**Problem to work on**
Turn each line of the data below into a numbered list, omitting any blank lines.

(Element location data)
"""

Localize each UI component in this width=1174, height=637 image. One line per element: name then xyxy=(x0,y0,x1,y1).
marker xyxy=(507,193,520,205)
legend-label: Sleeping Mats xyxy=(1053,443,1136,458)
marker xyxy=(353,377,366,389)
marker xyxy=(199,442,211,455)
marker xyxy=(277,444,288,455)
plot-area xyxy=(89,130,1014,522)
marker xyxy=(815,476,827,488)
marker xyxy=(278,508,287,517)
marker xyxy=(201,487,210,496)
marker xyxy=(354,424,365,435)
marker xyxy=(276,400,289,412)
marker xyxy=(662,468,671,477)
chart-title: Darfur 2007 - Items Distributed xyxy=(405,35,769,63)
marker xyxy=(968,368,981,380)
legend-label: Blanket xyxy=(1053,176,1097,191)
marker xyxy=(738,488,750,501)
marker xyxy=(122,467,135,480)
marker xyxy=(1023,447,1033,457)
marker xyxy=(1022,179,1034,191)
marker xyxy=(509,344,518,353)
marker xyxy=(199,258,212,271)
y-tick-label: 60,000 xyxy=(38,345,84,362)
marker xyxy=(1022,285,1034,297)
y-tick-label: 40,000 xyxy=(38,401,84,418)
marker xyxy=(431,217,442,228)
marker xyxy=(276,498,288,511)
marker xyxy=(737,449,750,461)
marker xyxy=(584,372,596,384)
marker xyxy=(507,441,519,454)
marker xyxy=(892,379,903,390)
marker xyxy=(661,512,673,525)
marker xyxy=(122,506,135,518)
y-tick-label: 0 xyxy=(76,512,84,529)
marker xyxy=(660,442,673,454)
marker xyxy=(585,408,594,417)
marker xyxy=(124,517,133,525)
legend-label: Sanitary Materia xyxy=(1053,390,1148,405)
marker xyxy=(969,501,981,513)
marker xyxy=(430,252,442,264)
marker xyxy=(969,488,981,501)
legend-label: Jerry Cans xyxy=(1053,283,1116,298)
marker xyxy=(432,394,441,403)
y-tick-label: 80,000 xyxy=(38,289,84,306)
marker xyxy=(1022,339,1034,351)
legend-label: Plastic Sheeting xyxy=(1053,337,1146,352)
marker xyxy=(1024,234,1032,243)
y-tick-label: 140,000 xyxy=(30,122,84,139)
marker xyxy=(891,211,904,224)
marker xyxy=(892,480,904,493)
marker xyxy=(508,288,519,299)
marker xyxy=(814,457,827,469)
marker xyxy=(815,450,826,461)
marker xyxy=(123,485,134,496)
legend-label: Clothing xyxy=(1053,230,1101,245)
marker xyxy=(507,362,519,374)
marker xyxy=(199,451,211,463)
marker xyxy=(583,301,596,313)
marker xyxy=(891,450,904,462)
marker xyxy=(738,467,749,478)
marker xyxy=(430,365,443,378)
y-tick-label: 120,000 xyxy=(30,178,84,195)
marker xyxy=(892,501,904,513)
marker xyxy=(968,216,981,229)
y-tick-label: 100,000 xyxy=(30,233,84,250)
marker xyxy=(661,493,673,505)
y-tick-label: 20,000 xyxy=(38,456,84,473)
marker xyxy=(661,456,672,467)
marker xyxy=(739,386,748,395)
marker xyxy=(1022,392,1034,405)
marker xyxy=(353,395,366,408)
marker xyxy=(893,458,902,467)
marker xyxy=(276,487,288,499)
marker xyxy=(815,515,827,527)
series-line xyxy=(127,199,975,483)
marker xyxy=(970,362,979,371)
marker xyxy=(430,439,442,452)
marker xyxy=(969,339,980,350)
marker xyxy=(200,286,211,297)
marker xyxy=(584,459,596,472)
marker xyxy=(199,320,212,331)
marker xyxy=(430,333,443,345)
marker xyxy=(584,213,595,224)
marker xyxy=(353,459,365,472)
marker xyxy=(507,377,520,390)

"""

**Final result**
1. Localize each UI component in this width=1174, height=637 image. One line per element: name then xyxy=(x0,y0,x1,y1).
2. marker xyxy=(507,193,520,205)
3. legend-label: Sleeping Mats xyxy=(1053,443,1136,458)
4. marker xyxy=(353,377,366,389)
5. marker xyxy=(199,442,211,455)
6. marker xyxy=(277,444,288,455)
7. plot-area xyxy=(89,130,1014,522)
8. marker xyxy=(815,476,827,488)
9. marker xyxy=(278,508,287,517)
10. marker xyxy=(201,487,210,496)
11. marker xyxy=(354,424,365,435)
12. marker xyxy=(276,400,289,412)
13. marker xyxy=(662,468,671,477)
14. chart-title: Darfur 2007 - Items Distributed xyxy=(405,35,769,63)
15. marker xyxy=(968,368,981,380)
16. legend-label: Blanket xyxy=(1053,176,1097,191)
17. marker xyxy=(738,488,750,501)
18. marker xyxy=(122,467,135,480)
19. marker xyxy=(1023,447,1033,457)
20. marker xyxy=(1022,179,1034,191)
21. marker xyxy=(509,344,518,353)
22. marker xyxy=(199,258,212,271)
23. y-tick-label: 60,000 xyxy=(38,345,84,362)
24. marker xyxy=(1022,285,1034,297)
25. y-tick-label: 40,000 xyxy=(38,401,84,418)
26. marker xyxy=(431,217,442,228)
27. marker xyxy=(276,498,288,511)
28. marker xyxy=(737,449,750,461)
29. marker xyxy=(584,372,596,384)
30. marker xyxy=(507,441,519,454)
31. marker xyxy=(892,379,903,390)
32. marker xyxy=(661,512,673,525)
33. marker xyxy=(122,506,135,518)
34. y-tick-label: 0 xyxy=(76,512,84,529)
35. marker xyxy=(660,442,673,454)
36. marker xyxy=(585,408,594,417)
37. marker xyxy=(124,517,133,525)
38. legend-label: Sanitary Materia xyxy=(1053,390,1148,405)
39. marker xyxy=(969,501,981,513)
40. marker xyxy=(430,252,442,264)
41. marker xyxy=(969,488,981,501)
42. legend-label: Jerry Cans xyxy=(1053,283,1116,298)
43. marker xyxy=(432,394,441,403)
44. y-tick-label: 80,000 xyxy=(38,289,84,306)
45. marker xyxy=(1022,339,1034,351)
46. legend-label: Plastic Sheeting xyxy=(1053,337,1146,352)
47. marker xyxy=(1024,234,1032,243)
48. y-tick-label: 140,000 xyxy=(30,122,84,139)
49. marker xyxy=(891,211,904,224)
50. marker xyxy=(892,480,904,493)
51. marker xyxy=(508,288,519,299)
52. marker xyxy=(814,457,827,469)
53. marker xyxy=(815,450,826,461)
54. marker xyxy=(123,485,134,496)
55. legend-label: Clothing xyxy=(1053,230,1101,245)
56. marker xyxy=(507,362,519,374)
57. marker xyxy=(199,451,211,463)
58. marker xyxy=(583,301,596,313)
59. marker xyxy=(891,450,904,462)
60. marker xyxy=(738,467,749,478)
61. marker xyxy=(430,365,443,378)
62. y-tick-label: 120,000 xyxy=(30,178,84,195)
63. marker xyxy=(892,501,904,513)
64. marker xyxy=(968,216,981,229)
65. y-tick-label: 100,000 xyxy=(30,233,84,250)
66. marker xyxy=(661,493,673,505)
67. y-tick-label: 20,000 xyxy=(38,456,84,473)
68. marker xyxy=(661,456,672,467)
69. marker xyxy=(739,386,748,395)
70. marker xyxy=(1022,392,1034,405)
71. marker xyxy=(353,395,366,408)
72. marker xyxy=(893,458,902,467)
73. marker xyxy=(276,487,288,499)
74. marker xyxy=(815,515,827,527)
75. series-line xyxy=(127,199,975,483)
76. marker xyxy=(970,362,979,371)
77. marker xyxy=(430,439,442,452)
78. marker xyxy=(969,339,980,350)
79. marker xyxy=(200,286,211,297)
80. marker xyxy=(584,459,596,472)
81. marker xyxy=(199,320,212,331)
82. marker xyxy=(430,333,443,345)
83. marker xyxy=(584,213,595,224)
84. marker xyxy=(353,459,365,472)
85. marker xyxy=(507,377,520,390)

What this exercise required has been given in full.